**ITEMS**:
──────────────────────────────

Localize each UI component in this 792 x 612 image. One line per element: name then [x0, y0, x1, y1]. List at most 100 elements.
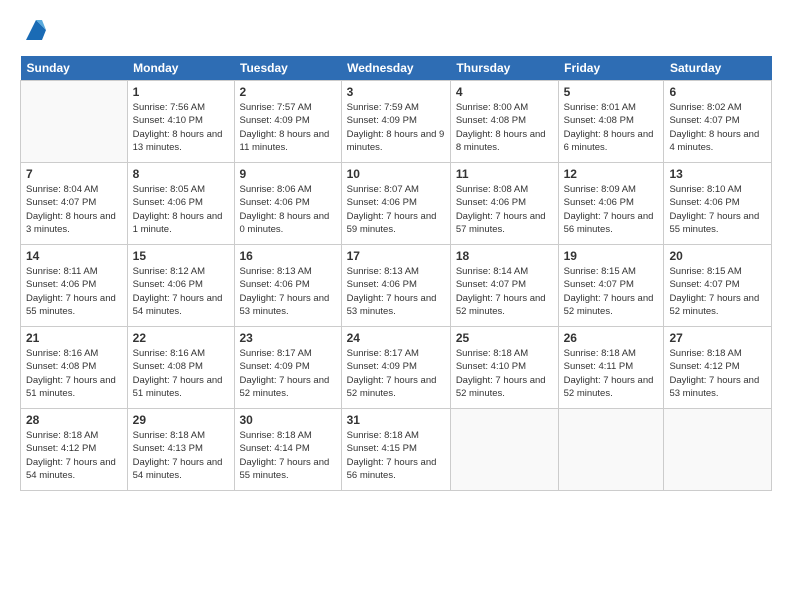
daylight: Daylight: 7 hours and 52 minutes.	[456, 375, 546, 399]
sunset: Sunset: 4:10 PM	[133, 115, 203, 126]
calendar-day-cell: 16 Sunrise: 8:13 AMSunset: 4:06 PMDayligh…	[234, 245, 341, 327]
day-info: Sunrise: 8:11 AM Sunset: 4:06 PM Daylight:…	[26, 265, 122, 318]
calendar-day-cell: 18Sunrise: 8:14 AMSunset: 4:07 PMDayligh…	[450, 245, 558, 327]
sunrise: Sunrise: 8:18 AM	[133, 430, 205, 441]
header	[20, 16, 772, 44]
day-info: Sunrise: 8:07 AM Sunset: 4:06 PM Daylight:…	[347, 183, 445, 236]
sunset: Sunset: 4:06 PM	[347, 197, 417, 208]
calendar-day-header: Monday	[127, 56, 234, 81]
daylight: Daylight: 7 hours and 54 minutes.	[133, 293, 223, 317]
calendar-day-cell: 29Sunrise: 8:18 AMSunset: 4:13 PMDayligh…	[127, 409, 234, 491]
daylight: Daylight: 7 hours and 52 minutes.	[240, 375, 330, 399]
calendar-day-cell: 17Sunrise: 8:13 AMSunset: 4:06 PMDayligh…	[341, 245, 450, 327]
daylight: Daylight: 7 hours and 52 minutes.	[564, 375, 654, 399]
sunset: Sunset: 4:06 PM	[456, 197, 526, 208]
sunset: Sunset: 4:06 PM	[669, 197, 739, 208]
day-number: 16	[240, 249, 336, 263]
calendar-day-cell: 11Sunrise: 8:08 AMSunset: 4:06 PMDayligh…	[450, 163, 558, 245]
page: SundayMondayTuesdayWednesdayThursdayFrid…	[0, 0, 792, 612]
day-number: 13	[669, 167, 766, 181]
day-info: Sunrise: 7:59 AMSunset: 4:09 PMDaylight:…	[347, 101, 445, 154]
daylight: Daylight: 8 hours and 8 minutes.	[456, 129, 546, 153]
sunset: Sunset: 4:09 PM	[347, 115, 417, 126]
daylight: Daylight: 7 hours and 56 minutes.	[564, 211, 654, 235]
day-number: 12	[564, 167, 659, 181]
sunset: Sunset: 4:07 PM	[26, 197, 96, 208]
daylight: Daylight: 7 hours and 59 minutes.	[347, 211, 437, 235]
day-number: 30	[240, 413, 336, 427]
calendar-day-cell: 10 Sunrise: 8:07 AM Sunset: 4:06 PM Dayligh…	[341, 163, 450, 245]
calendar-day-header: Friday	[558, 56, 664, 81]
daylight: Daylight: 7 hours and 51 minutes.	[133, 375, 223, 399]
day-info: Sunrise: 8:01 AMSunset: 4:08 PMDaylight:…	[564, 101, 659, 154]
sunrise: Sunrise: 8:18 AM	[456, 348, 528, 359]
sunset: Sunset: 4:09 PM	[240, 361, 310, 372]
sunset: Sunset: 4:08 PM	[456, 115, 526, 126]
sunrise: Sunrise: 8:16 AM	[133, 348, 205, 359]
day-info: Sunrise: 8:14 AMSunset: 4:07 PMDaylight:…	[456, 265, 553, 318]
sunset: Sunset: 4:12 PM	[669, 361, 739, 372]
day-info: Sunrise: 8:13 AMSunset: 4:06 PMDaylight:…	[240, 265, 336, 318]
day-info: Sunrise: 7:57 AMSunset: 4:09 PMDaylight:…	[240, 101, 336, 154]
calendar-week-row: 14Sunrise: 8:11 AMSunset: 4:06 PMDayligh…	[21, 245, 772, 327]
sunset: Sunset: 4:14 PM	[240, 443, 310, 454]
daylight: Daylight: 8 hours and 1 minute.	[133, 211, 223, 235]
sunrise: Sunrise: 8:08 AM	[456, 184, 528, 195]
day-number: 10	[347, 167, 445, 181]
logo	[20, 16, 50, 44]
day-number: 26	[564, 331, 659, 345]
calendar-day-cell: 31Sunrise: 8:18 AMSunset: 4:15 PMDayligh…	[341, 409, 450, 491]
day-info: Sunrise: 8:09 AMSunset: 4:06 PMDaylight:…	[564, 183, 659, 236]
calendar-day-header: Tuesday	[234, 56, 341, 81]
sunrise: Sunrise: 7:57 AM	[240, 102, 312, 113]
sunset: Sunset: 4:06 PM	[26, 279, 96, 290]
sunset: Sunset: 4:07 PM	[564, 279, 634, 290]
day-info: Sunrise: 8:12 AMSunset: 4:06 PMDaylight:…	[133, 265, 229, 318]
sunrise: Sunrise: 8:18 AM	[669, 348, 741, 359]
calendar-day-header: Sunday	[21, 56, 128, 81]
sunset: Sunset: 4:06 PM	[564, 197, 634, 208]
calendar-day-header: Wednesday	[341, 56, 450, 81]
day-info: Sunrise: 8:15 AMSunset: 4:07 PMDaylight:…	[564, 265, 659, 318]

──────────────────────────────

**WHAT THE EXERCISE ASKS**: Reproduce the records verbatim, beginning at the line that contains "375, 546, 399]" and stopping after the line that contains "day-info: Sunrise: 8:11".

**REPLY TO THE EXERCISE**:
daylight: Daylight: 7 hours and 52 minutes.	[456, 375, 546, 399]
sunset: Sunset: 4:10 PM	[133, 115, 203, 126]
calendar-day-cell: 16 Sunrise: 8:13 AMSunset: 4:06 PMDayligh…	[234, 245, 341, 327]
day-info: Sunrise: 8:11 AM Sunset: 4:06 PM Daylight:…	[26, 265, 122, 318]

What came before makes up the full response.